Task goal
Copy the data exactly; pictures stay out of the copy.
── Exercise input ──
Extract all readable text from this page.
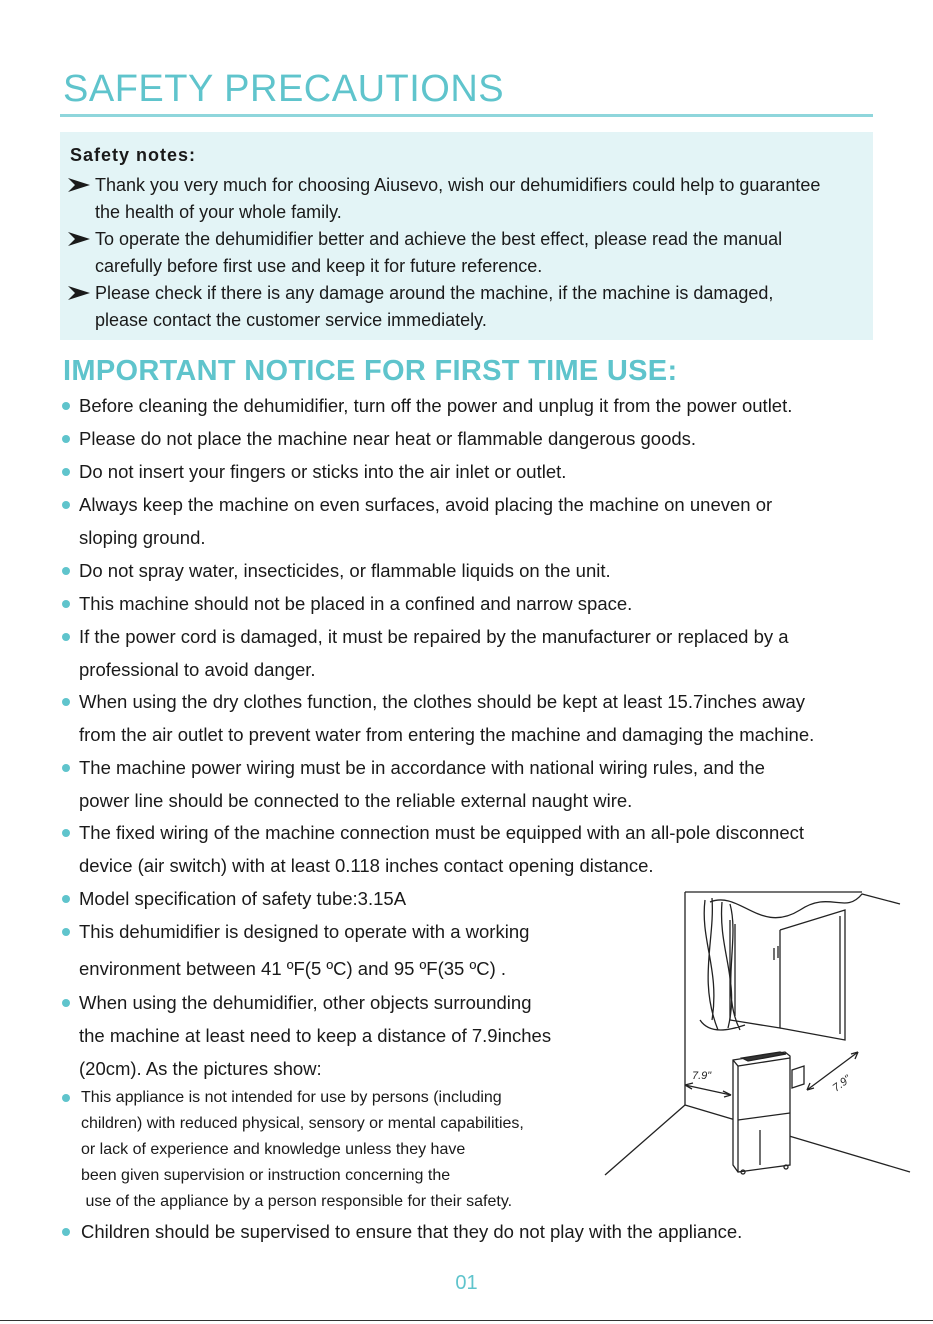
SAFETY PRECAUTIONS
Safety notes:
Thank you very much for choosing Aiusevo, wish our dehumidifiers could help to guarantee
the health of your whole family.
To operate the dehumidifier better and achieve the best effect, please read the manual
carefully before first use and keep it for future reference.
Please check if there is any damage around the machine, if the machine is damaged,
please contact the customer service immediately.
IMPORTANT NOTICE FOR FIRST TIME USE:
Before cleaning the dehumidifier, turn off the power and unplug it from the power outlet.
Please do not place the machine near heat or flammable dangerous goods.
Do not insert your fingers or sticks into the air inlet or outlet.
Always keep the machine on even surfaces, avoid placing the machine on uneven or
sloping ground.
Do not spray water, insecticides, or flammable liquids on the unit.
This machine should not be placed in a confined and narrow space.
If the power cord is damaged, it must be repaired by the manufacturer or replaced by a
professional to avoid danger.
When using the dry clothes function, the clothes should be kept at least 15.7inches away
from the air outlet to prevent water from entering the machine and damaging the machine.
The machine power wiring must be in accordance with national wiring rules, and the
power line should be connected to the reliable external naught wire.
The fixed wiring of the machine connection must be equipped with an all-pole disconnect
device (air switch) with at least 0.118 inches contact opening distance.
Model specification of safety tube:3.15A
This dehumidifier is designed to operate with a working
environment between 41 ºF(5 ºC) and 95 ºF(35 ºC) .
When using the dehumidifier, other objects surrounding
the machine at least need to keep a distance of 7.9inches
(20cm). As the pictures show:
This appliance is not intended for use by persons (including
children) with reduced physical, sensory or mental capabilities,
or lack of experience and knowledge unless they have
been given supervision or instruction concerning the
use of the appliance by a person responsible for their safety.
Children should be supervised to ensure that they do not play with the appliance.
7.9"	7.9"
01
───
Result
Extract all readable text from this page.
SAFETY PRECAUTIONS
Safety notes:
Thank you very much for choosing Aiusevo, wish our dehumidifiers could help to guarantee
the health of your whole family.
To operate the dehumidifier better and achieve the best effect, please read the manual
carefully before first use and keep it for future reference.
Please check if there is any damage around the machine, if the machine is damaged,
please contact the customer service immediately.
IMPORTANT NOTICE FOR FIRST TIME USE:
Before cleaning the dehumidifier, turn off the power and unplug it from the power outlet.
Please do not place the machine near heat or flammable dangerous goods.
Do not insert your fingers or sticks into the air inlet or outlet.
Always keep the machine on even surfaces, avoid placing the machine on uneven or
sloping ground.
Do not spray water, insecticides, or flammable liquids on the unit.
This machine should not be placed in a confined and narrow space.
If the power cord is damaged, it must be repaired by the manufacturer or replaced by a
professional to avoid danger.
When using the dry clothes function, the clothes should be kept at least 15.7inches away
from the air outlet to prevent water from entering the machine and damaging the machine.
The machine power wiring must be in accordance with national wiring rules, and the
power line should be connected to the reliable external naught wire.
The fixed wiring of the machine connection must be equipped with an all-pole disconnect
device (air switch) with at least 0.118 inches contact opening distance.
Model specification of safety tube:3.15A
This dehumidifier is designed to operate with a working
environment between 41 ºF(5 ºC) and 95 ºF(35 ºC) .
When using the dehumidifier, other objects surrounding
the machine at least need to keep a distance of 7.9inches
(20cm). As the pictures show:
This appliance is not intended for use by persons (including
children) with reduced physical, sensory or mental capabilities,
or lack of experience and knowledge unless they have
been given supervision or instruction concerning the
use of the appliance by a person responsible for their safety.
Children should be supervised to ensure that they do not play with the appliance.
7.9"	7.9"
01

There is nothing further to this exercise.